→ Exercise prompt
Your task is to repeat the entries word for word while leaving out the pictures.

#### Given entries ####

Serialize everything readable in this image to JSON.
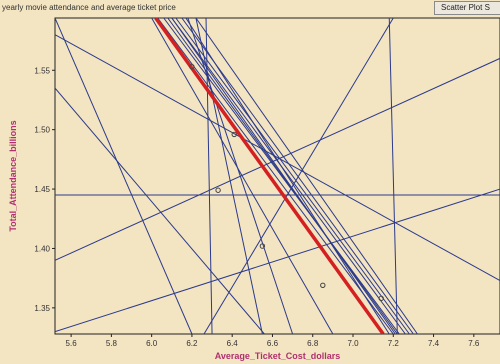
{
  "window": {
    "title": "yearly movie attendance and average ticket price",
    "tab_label": "Scatter Plot S"
  },
  "chart_data": {
    "type": "scatter",
    "xlabel": "Average_Ticket_Cost_dollars",
    "ylabel": "Total_Attendance_billions",
    "xlim": [
      5.52,
      7.73
    ],
    "ylim": [
      1.328,
      1.594
    ],
    "x_ticks": [
      5.6,
      5.8,
      6.0,
      6.2,
      6.4,
      6.6,
      6.8,
      7.0,
      7.2,
      7.4,
      7.6
    ],
    "y_ticks": [
      1.35,
      1.4,
      1.45,
      1.5,
      1.55
    ],
    "points": [
      {
        "x": 6.2,
        "y": 1.553
      },
      {
        "x": 6.41,
        "y": 1.496
      },
      {
        "x": 6.33,
        "y": 1.449
      },
      {
        "x": 6.55,
        "y": 1.402
      },
      {
        "x": 6.85,
        "y": 1.369
      },
      {
        "x": 7.14,
        "y": 1.358
      }
    ],
    "fit_line": {
      "x": [
        6.02,
        7.15
      ],
      "y": [
        1.594,
        1.328
      ],
      "color": "#d42020"
    },
    "trial_lines": [
      {
        "x": [
          6.03,
          7.2
        ],
        "y": [
          1.594,
          1.328
        ]
      },
      {
        "x": [
          6.06,
          7.23
        ],
        "y": [
          1.594,
          1.328
        ]
      },
      {
        "x": [
          6.08,
          7.22
        ],
        "y": [
          1.594,
          1.328
        ]
      },
      {
        "x": [
          6.1,
          7.26
        ],
        "y": [
          1.594,
          1.328
        ]
      },
      {
        "x": [
          6.12,
          7.28
        ],
        "y": [
          1.594,
          1.328
        ]
      },
      {
        "x": [
          6.15,
          7.3
        ],
        "y": [
          1.594,
          1.328
        ]
      },
      {
        "x": [
          6.22,
          7.32
        ],
        "y": [
          1.594,
          1.328
        ]
      },
      {
        "x": [
          6.1,
          7.21
        ],
        "y": [
          1.594,
          1.328
        ]
      },
      {
        "x": [
          6.17,
          7.18
        ],
        "y": [
          1.594,
          1.328
        ]
      },
      {
        "x": [
          6.0,
          6.9
        ],
        "y": [
          1.594,
          1.328
        ]
      },
      {
        "x": [
          5.52,
          6.2
        ],
        "y": [
          1.594,
          1.328
        ]
      },
      {
        "x": [
          5.52,
          6.56
        ],
        "y": [
          1.535,
          1.328
        ]
      },
      {
        "x": [
          5.52,
          7.73
        ],
        "y": [
          1.58,
          1.373
        ]
      },
      {
        "x": [
          5.52,
          7.73
        ],
        "y": [
          1.445,
          1.445
        ]
      },
      {
        "x": [
          5.52,
          7.73
        ],
        "y": [
          1.39,
          1.56
        ]
      },
      {
        "x": [
          5.52,
          7.73
        ],
        "y": [
          1.33,
          1.45
        ]
      },
      {
        "x": [
          6.27,
          6.3
        ],
        "y": [
          1.594,
          1.328
        ]
      },
      {
        "x": [
          7.18,
          7.22
        ],
        "y": [
          1.594,
          1.328
        ]
      },
      {
        "x": [
          6.26,
          7.2
        ],
        "y": [
          1.328,
          1.594
        ]
      },
      {
        "x": [
          6.55,
          6.22
        ],
        "y": [
          1.328,
          1.594
        ]
      },
      {
        "x": [
          6.18,
          6.7
        ],
        "y": [
          1.594,
          1.328
        ]
      }
    ],
    "colors": {
      "fit": "#d42020",
      "trial": "#2b3a8c",
      "point": "#444444",
      "frame": "#222222"
    }
  }
}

####

→ Task result
Serialize everything readable in this image to JSON.
{
  "window": {
    "title": "yearly movie attendance and average ticket price",
    "tab_label": "Scatter Plot S"
  },
  "chart_data": {
    "type": "scatter",
    "xlabel": "Average_Ticket_Cost_dollars",
    "ylabel": "Total_Attendance_billions",
    "xlim": [
      5.52,
      7.73
    ],
    "ylim": [
      1.328,
      1.594
    ],
    "x_ticks": [
      5.6,
      5.8,
      6.0,
      6.2,
      6.4,
      6.6,
      6.8,
      7.0,
      7.2,
      7.4,
      7.6
    ],
    "y_ticks": [
      1.35,
      1.4,
      1.45,
      1.5,
      1.55
    ],
    "points": [
      {
        "x": 6.2,
        "y": 1.553
      },
      {
        "x": 6.41,
        "y": 1.496
      },
      {
        "x": 6.33,
        "y": 1.449
      },
      {
        "x": 6.55,
        "y": 1.402
      },
      {
        "x": 6.85,
        "y": 1.369
      },
      {
        "x": 7.14,
        "y": 1.358
      }
    ],
    "fit_line": {
      "x": [
        6.02,
        7.15
      ],
      "y": [
        1.594,
        1.328
      ],
      "color": "#d42020"
    },
    "trial_lines": [
      {
        "x": [
          6.03,
          7.2
        ],
        "y": [
          1.594,
          1.328
        ]
      },
      {
        "x": [
          6.06,
          7.23
        ],
        "y": [
          1.594,
          1.328
        ]
      },
      {
        "x": [
          6.08,
          7.22
        ],
        "y": [
          1.594,
          1.328
        ]
      },
      {
        "x": [
          6.1,
          7.26
        ],
        "y": [
          1.594,
          1.328
        ]
      },
      {
        "x": [
          6.12,
          7.28
        ],
        "y": [
          1.594,
          1.328
        ]
      },
      {
        "x": [
          6.15,
          7.3
        ],
        "y": [
          1.594,
          1.328
        ]
      },
      {
        "x": [
          6.22,
          7.32
        ],
        "y": [
          1.594,
          1.328
        ]
      },
      {
        "x": [
          6.1,
          7.21
        ],
        "y": [
          1.594,
          1.328
        ]
      },
      {
        "x": [
          6.17,
          7.18
        ],
        "y": [
          1.594,
          1.328
        ]
      },
      {
        "x": [
          6.0,
          6.9
        ],
        "y": [
          1.594,
          1.328
        ]
      },
      {
        "x": [
          5.52,
          6.2
        ],
        "y": [
          1.594,
          1.328
        ]
      },
      {
        "x": [
          5.52,
          6.56
        ],
        "y": [
          1.535,
          1.328
        ]
      },
      {
        "x": [
          5.52,
          7.73
        ],
        "y": [
          1.58,
          1.373
        ]
      },
      {
        "x": [
          5.52,
          7.73
        ],
        "y": [
          1.445,
          1.445
        ]
      },
      {
        "x": [
          5.52,
          7.73
        ],
        "y": [
          1.39,
          1.56
        ]
      },
      {
        "x": [
          5.52,
          7.73
        ],
        "y": [
          1.33,
          1.45
        ]
      },
      {
        "x": [
          6.27,
          6.3
        ],
        "y": [
          1.594,
          1.328
        ]
      },
      {
        "x": [
          7.18,
          7.22
        ],
        "y": [
          1.594,
          1.328
        ]
      },
      {
        "x": [
          6.26,
          7.2
        ],
        "y": [
          1.328,
          1.594
        ]
      },
      {
        "x": [
          6.55,
          6.22
        ],
        "y": [
          1.328,
          1.594
        ]
      },
      {
        "x": [
          6.18,
          6.7
        ],
        "y": [
          1.594,
          1.328
        ]
      }
    ],
    "colors": {
      "fit": "#d42020",
      "trial": "#2b3a8c",
      "point": "#444444",
      "frame": "#222222"
    }
  }
}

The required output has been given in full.